EXERCISE GOAL → From the listing below, pull out all lines with "dash" in them.

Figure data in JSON

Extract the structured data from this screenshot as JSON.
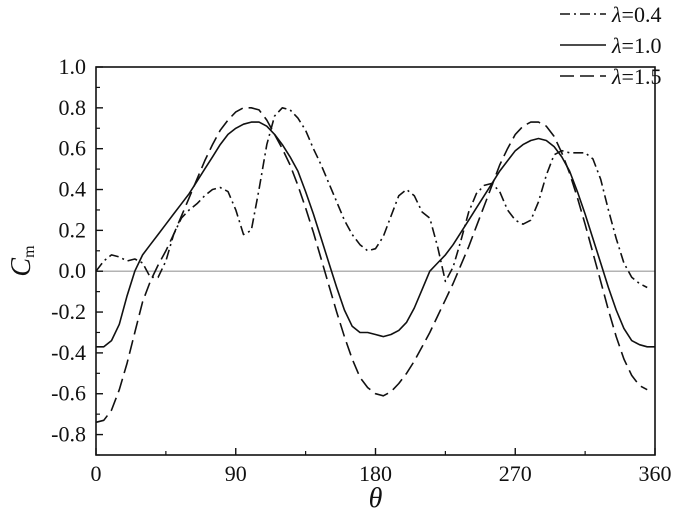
{
  "chart_data": {
    "type": "line",
    "xlabel": "θ",
    "ylabel": "C",
    "ylabel_sub": "m",
    "xlim": [
      0,
      360
    ],
    "ylim": [
      -0.9,
      1.0
    ],
    "xticks": [
      0,
      90,
      180,
      270,
      360
    ],
    "xtick_labels": [
      "0",
      "90",
      "180",
      "270",
      "360"
    ],
    "yticks": [
      -0.8,
      -0.6,
      -0.4,
      -0.2,
      0.0,
      0.2,
      0.4,
      0.6,
      0.8,
      1.0
    ],
    "ytick_labels": [
      "-0.8",
      "-0.6",
      "-0.4",
      "-0.2",
      "0.0",
      "0.2",
      "0.4",
      "0.6",
      "0.8",
      "1.0"
    ],
    "reference_line_y": 0.0,
    "legend_position": "top-right",
    "series": [
      {
        "symbol": "λ",
        "eq": "=0.4",
        "dash": "dashdot",
        "points": [
          [
            0,
            0.0
          ],
          [
            5,
            0.05
          ],
          [
            10,
            0.08
          ],
          [
            15,
            0.07
          ],
          [
            20,
            0.05
          ],
          [
            25,
            0.06
          ],
          [
            30,
            0.04
          ],
          [
            35,
            -0.03
          ],
          [
            40,
            -0.03
          ],
          [
            45,
            0.05
          ],
          [
            50,
            0.18
          ],
          [
            55,
            0.26
          ],
          [
            60,
            0.3
          ],
          [
            65,
            0.33
          ],
          [
            70,
            0.37
          ],
          [
            75,
            0.4
          ],
          [
            80,
            0.41
          ],
          [
            85,
            0.39
          ],
          [
            90,
            0.3
          ],
          [
            95,
            0.18
          ],
          [
            100,
            0.2
          ],
          [
            105,
            0.4
          ],
          [
            110,
            0.62
          ],
          [
            115,
            0.76
          ],
          [
            120,
            0.8
          ],
          [
            125,
            0.79
          ],
          [
            130,
            0.75
          ],
          [
            135,
            0.69
          ],
          [
            140,
            0.6
          ],
          [
            145,
            0.52
          ],
          [
            150,
            0.43
          ],
          [
            155,
            0.34
          ],
          [
            160,
            0.25
          ],
          [
            165,
            0.18
          ],
          [
            170,
            0.13
          ],
          [
            175,
            0.1
          ],
          [
            180,
            0.11
          ],
          [
            185,
            0.17
          ],
          [
            190,
            0.27
          ],
          [
            195,
            0.37
          ],
          [
            200,
            0.4
          ],
          [
            205,
            0.37
          ],
          [
            210,
            0.29
          ],
          [
            215,
            0.26
          ],
          [
            220,
            0.12
          ],
          [
            225,
            -0.05
          ],
          [
            230,
            0.02
          ],
          [
            235,
            0.15
          ],
          [
            240,
            0.29
          ],
          [
            245,
            0.38
          ],
          [
            250,
            0.42
          ],
          [
            255,
            0.43
          ],
          [
            260,
            0.39
          ],
          [
            265,
            0.3
          ],
          [
            270,
            0.25
          ],
          [
            275,
            0.23
          ],
          [
            280,
            0.25
          ],
          [
            285,
            0.34
          ],
          [
            290,
            0.47
          ],
          [
            295,
            0.57
          ],
          [
            300,
            0.59
          ],
          [
            305,
            0.58
          ],
          [
            310,
            0.58
          ],
          [
            315,
            0.58
          ],
          [
            320,
            0.55
          ],
          [
            325,
            0.45
          ],
          [
            330,
            0.3
          ],
          [
            335,
            0.16
          ],
          [
            340,
            0.04
          ],
          [
            345,
            -0.03
          ],
          [
            350,
            -0.06
          ],
          [
            355,
            -0.08
          ]
        ]
      },
      {
        "symbol": "λ",
        "eq": "=1.0",
        "dash": "solid",
        "points": [
          [
            0,
            -0.37
          ],
          [
            5,
            -0.37
          ],
          [
            10,
            -0.34
          ],
          [
            15,
            -0.26
          ],
          [
            20,
            -0.12
          ],
          [
            25,
            0.0
          ],
          [
            30,
            0.08
          ],
          [
            35,
            0.13
          ],
          [
            40,
            0.18
          ],
          [
            45,
            0.23
          ],
          [
            50,
            0.28
          ],
          [
            55,
            0.33
          ],
          [
            60,
            0.38
          ],
          [
            65,
            0.44
          ],
          [
            70,
            0.5
          ],
          [
            75,
            0.56
          ],
          [
            80,
            0.62
          ],
          [
            85,
            0.67
          ],
          [
            90,
            0.7
          ],
          [
            95,
            0.72
          ],
          [
            100,
            0.73
          ],
          [
            105,
            0.73
          ],
          [
            110,
            0.71
          ],
          [
            115,
            0.67
          ],
          [
            120,
            0.62
          ],
          [
            125,
            0.56
          ],
          [
            130,
            0.49
          ],
          [
            135,
            0.39
          ],
          [
            140,
            0.28
          ],
          [
            145,
            0.16
          ],
          [
            150,
            0.04
          ],
          [
            155,
            -0.08
          ],
          [
            160,
            -0.19
          ],
          [
            165,
            -0.27
          ],
          [
            170,
            -0.3
          ],
          [
            175,
            -0.3
          ],
          [
            180,
            -0.31
          ],
          [
            185,
            -0.32
          ],
          [
            190,
            -0.31
          ],
          [
            195,
            -0.29
          ],
          [
            200,
            -0.25
          ],
          [
            205,
            -0.18
          ],
          [
            210,
            -0.09
          ],
          [
            215,
            0.0
          ],
          [
            220,
            0.04
          ],
          [
            225,
            0.08
          ],
          [
            230,
            0.13
          ],
          [
            235,
            0.19
          ],
          [
            240,
            0.25
          ],
          [
            245,
            0.31
          ],
          [
            250,
            0.37
          ],
          [
            255,
            0.43
          ],
          [
            260,
            0.49
          ],
          [
            265,
            0.54
          ],
          [
            270,
            0.59
          ],
          [
            275,
            0.62
          ],
          [
            280,
            0.64
          ],
          [
            285,
            0.65
          ],
          [
            290,
            0.64
          ],
          [
            295,
            0.61
          ],
          [
            300,
            0.56
          ],
          [
            305,
            0.49
          ],
          [
            310,
            0.39
          ],
          [
            315,
            0.28
          ],
          [
            320,
            0.16
          ],
          [
            325,
            0.04
          ],
          [
            330,
            -0.08
          ],
          [
            335,
            -0.19
          ],
          [
            340,
            -0.28
          ],
          [
            345,
            -0.34
          ],
          [
            350,
            -0.36
          ],
          [
            355,
            -0.37
          ],
          [
            360,
            -0.37
          ]
        ]
      },
      {
        "symbol": "λ",
        "eq": "=1.5",
        "dash": "dashed",
        "points": [
          [
            0,
            -0.74
          ],
          [
            5,
            -0.73
          ],
          [
            10,
            -0.68
          ],
          [
            15,
            -0.58
          ],
          [
            20,
            -0.45
          ],
          [
            25,
            -0.3
          ],
          [
            30,
            -0.15
          ],
          [
            35,
            -0.05
          ],
          [
            40,
            0.03
          ],
          [
            45,
            0.1
          ],
          [
            50,
            0.18
          ],
          [
            55,
            0.27
          ],
          [
            60,
            0.36
          ],
          [
            65,
            0.45
          ],
          [
            70,
            0.54
          ],
          [
            75,
            0.62
          ],
          [
            80,
            0.69
          ],
          [
            85,
            0.74
          ],
          [
            90,
            0.78
          ],
          [
            95,
            0.8
          ],
          [
            100,
            0.8
          ],
          [
            105,
            0.79
          ],
          [
            110,
            0.74
          ],
          [
            115,
            0.67
          ],
          [
            120,
            0.6
          ],
          [
            125,
            0.52
          ],
          [
            130,
            0.42
          ],
          [
            135,
            0.31
          ],
          [
            140,
            0.19
          ],
          [
            145,
            0.06
          ],
          [
            150,
            -0.07
          ],
          [
            155,
            -0.2
          ],
          [
            160,
            -0.32
          ],
          [
            165,
            -0.43
          ],
          [
            170,
            -0.52
          ],
          [
            175,
            -0.57
          ],
          [
            180,
            -0.6
          ],
          [
            185,
            -0.61
          ],
          [
            190,
            -0.59
          ],
          [
            195,
            -0.55
          ],
          [
            200,
            -0.5
          ],
          [
            205,
            -0.44
          ],
          [
            210,
            -0.37
          ],
          [
            215,
            -0.3
          ],
          [
            220,
            -0.22
          ],
          [
            225,
            -0.14
          ],
          [
            230,
            -0.06
          ],
          [
            235,
            0.03
          ],
          [
            240,
            0.12
          ],
          [
            245,
            0.22
          ],
          [
            250,
            0.32
          ],
          [
            255,
            0.42
          ],
          [
            260,
            0.52
          ],
          [
            265,
            0.6
          ],
          [
            270,
            0.67
          ],
          [
            275,
            0.71
          ],
          [
            280,
            0.73
          ],
          [
            285,
            0.73
          ],
          [
            290,
            0.71
          ],
          [
            295,
            0.66
          ],
          [
            300,
            0.58
          ],
          [
            305,
            0.48
          ],
          [
            310,
            0.36
          ],
          [
            315,
            0.23
          ],
          [
            320,
            0.09
          ],
          [
            325,
            -0.05
          ],
          [
            330,
            -0.19
          ],
          [
            335,
            -0.32
          ],
          [
            340,
            -0.43
          ],
          [
            345,
            -0.51
          ],
          [
            350,
            -0.56
          ],
          [
            355,
            -0.58
          ]
        ]
      }
    ]
  }
}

RESPONSE BELOW →
        "dash": "dashdot",
        "dash": "solid",
        "dash": "dashed",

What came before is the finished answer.